YOUR TASK: Copy every entry word for word. Skip the pictures.
○ ○ ○ ○
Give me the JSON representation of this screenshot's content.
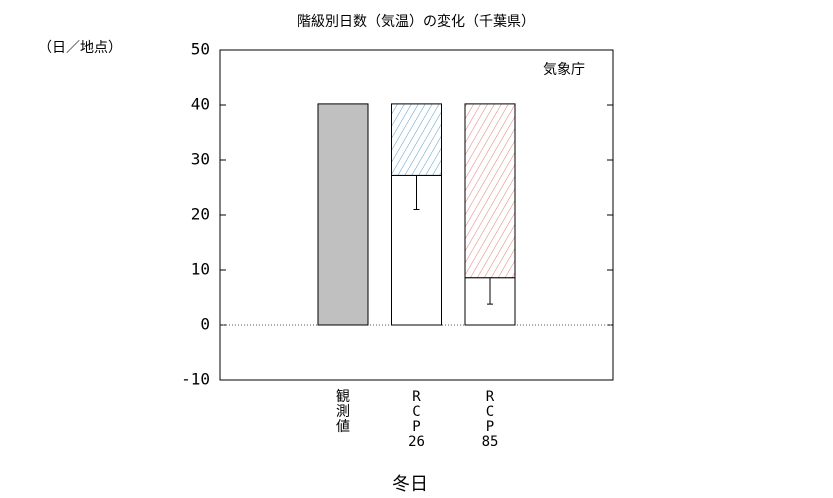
{
  "chart_data": {
    "type": "bar",
    "title": "階級別日数（気温）の変化（千葉県）",
    "y_label": "（日／地点）",
    "annotation": "気象庁",
    "x_label": "冬日",
    "categories": [
      [
        "観",
        "測",
        "値"
      ],
      [
        "R",
        "C",
        "P",
        "26"
      ],
      [
        "R",
        "C",
        "P",
        "85"
      ]
    ],
    "stacked": true,
    "series": [
      {
        "color": "#c0c0c0",
        "values": [
          40.2,
          null,
          null
        ]
      },
      {
        "color": "#ffffff",
        "values": [
          null,
          27.2,
          8.6
        ],
        "errors": [
          null,
          6.2,
          4.8
        ]
      },
      {
        "colors": [
          null,
          "#5b9bc8",
          "#e0806e"
        ],
        "hatch": true,
        "values": [
          null,
          13.0,
          31.6
        ]
      }
    ],
    "ylim": [
      -10,
      50
    ],
    "yticks": [
      -10,
      0,
      10,
      20,
      30,
      40,
      50
    ],
    "zero_line": true
  }
}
○ ○ ○ ○
FULL OUTPUT:
Give me the JSON representation of this screenshot's content.
{
  "chart_data": {
    "type": "bar",
    "title": "階級別日数（気温）の変化（千葉県）",
    "y_label": "（日／地点）",
    "annotation": "気象庁",
    "x_label": "冬日",
    "categories": [
      [
        "観",
        "測",
        "値"
      ],
      [
        "R",
        "C",
        "P",
        "26"
      ],
      [
        "R",
        "C",
        "P",
        "85"
      ]
    ],
    "stacked": true,
    "series": [
      {
        "color": "#c0c0c0",
        "values": [
          40.2,
          null,
          null
        ]
      },
      {
        "color": "#ffffff",
        "values": [
          null,
          27.2,
          8.6
        ],
        "errors": [
          null,
          6.2,
          4.8
        ]
      },
      {
        "colors": [
          null,
          "#5b9bc8",
          "#e0806e"
        ],
        "hatch": true,
        "values": [
          null,
          13.0,
          31.6
        ]
      }
    ],
    "ylim": [
      -10,
      50
    ],
    "yticks": [
      -10,
      0,
      10,
      20,
      30,
      40,
      50
    ],
    "zero_line": true
  }
}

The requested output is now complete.